--- Information shown ---
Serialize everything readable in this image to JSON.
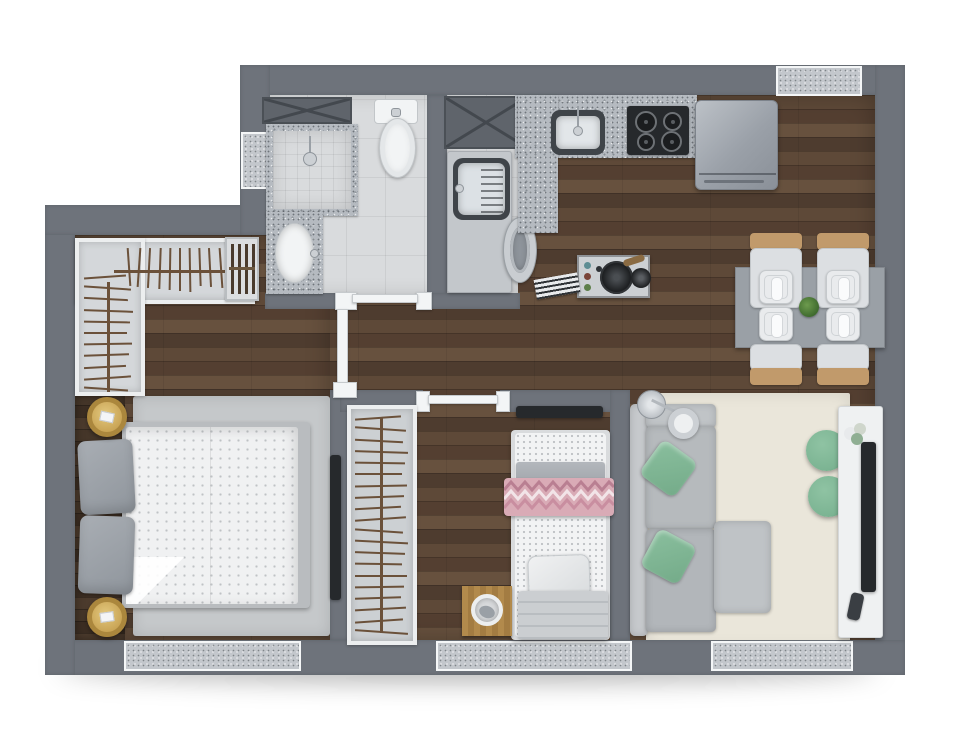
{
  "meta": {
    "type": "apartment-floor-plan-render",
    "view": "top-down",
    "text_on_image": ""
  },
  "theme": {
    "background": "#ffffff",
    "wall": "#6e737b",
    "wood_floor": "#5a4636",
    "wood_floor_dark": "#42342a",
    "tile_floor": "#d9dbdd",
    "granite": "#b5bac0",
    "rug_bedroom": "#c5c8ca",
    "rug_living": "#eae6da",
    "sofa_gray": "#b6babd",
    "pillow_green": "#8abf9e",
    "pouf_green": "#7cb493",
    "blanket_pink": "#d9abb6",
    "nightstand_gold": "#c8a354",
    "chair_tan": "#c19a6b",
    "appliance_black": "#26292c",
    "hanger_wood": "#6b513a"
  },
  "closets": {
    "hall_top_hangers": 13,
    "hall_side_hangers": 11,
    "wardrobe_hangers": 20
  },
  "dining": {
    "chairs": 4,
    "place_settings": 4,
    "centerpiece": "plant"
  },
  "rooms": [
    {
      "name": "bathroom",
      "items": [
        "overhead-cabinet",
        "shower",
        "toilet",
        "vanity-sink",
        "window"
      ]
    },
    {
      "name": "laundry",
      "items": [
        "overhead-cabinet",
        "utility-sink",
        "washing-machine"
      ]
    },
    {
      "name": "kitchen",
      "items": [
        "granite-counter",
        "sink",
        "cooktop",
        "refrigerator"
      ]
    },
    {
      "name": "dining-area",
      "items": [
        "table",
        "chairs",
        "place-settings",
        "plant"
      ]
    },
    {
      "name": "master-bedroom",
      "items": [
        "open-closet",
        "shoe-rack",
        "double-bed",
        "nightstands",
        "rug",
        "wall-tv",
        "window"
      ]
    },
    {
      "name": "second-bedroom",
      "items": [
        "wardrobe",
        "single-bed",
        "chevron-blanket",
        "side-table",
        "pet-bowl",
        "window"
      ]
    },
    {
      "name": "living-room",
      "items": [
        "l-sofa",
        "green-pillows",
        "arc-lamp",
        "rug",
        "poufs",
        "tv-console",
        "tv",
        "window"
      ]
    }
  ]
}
---
◆ **Set task**
Please set down each line of the data above exactly as written, without the pictures.

◆ **Result**
Serialize everything readable in this image to JSON.
{
  "meta": {
    "type": "apartment-floor-plan-render",
    "view": "top-down",
    "text_on_image": ""
  },
  "theme": {
    "background": "#ffffff",
    "wall": "#6e737b",
    "wood_floor": "#5a4636",
    "wood_floor_dark": "#42342a",
    "tile_floor": "#d9dbdd",
    "granite": "#b5bac0",
    "rug_bedroom": "#c5c8ca",
    "rug_living": "#eae6da",
    "sofa_gray": "#b6babd",
    "pillow_green": "#8abf9e",
    "pouf_green": "#7cb493",
    "blanket_pink": "#d9abb6",
    "nightstand_gold": "#c8a354",
    "chair_tan": "#c19a6b",
    "appliance_black": "#26292c",
    "hanger_wood": "#6b513a"
  },
  "closets": {
    "hall_top_hangers": 13,
    "hall_side_hangers": 11,
    "wardrobe_hangers": 20
  },
  "dining": {
    "chairs": 4,
    "place_settings": 4,
    "centerpiece": "plant"
  },
  "rooms": [
    {
      "name": "bathroom",
      "items": [
        "overhead-cabinet",
        "shower",
        "toilet",
        "vanity-sink",
        "window"
      ]
    },
    {
      "name": "laundry",
      "items": [
        "overhead-cabinet",
        "utility-sink",
        "washing-machine"
      ]
    },
    {
      "name": "kitchen",
      "items": [
        "granite-counter",
        "sink",
        "cooktop",
        "refrigerator"
      ]
    },
    {
      "name": "dining-area",
      "items": [
        "table",
        "chairs",
        "place-settings",
        "plant"
      ]
    },
    {
      "name": "master-bedroom",
      "items": [
        "open-closet",
        "shoe-rack",
        "double-bed",
        "nightstands",
        "rug",
        "wall-tv",
        "window"
      ]
    },
    {
      "name": "second-bedroom",
      "items": [
        "wardrobe",
        "single-bed",
        "chevron-blanket",
        "side-table",
        "pet-bowl",
        "window"
      ]
    },
    {
      "name": "living-room",
      "items": [
        "l-sofa",
        "green-pillows",
        "arc-lamp",
        "rug",
        "poufs",
        "tv-console",
        "tv",
        "window"
      ]
    }
  ]
}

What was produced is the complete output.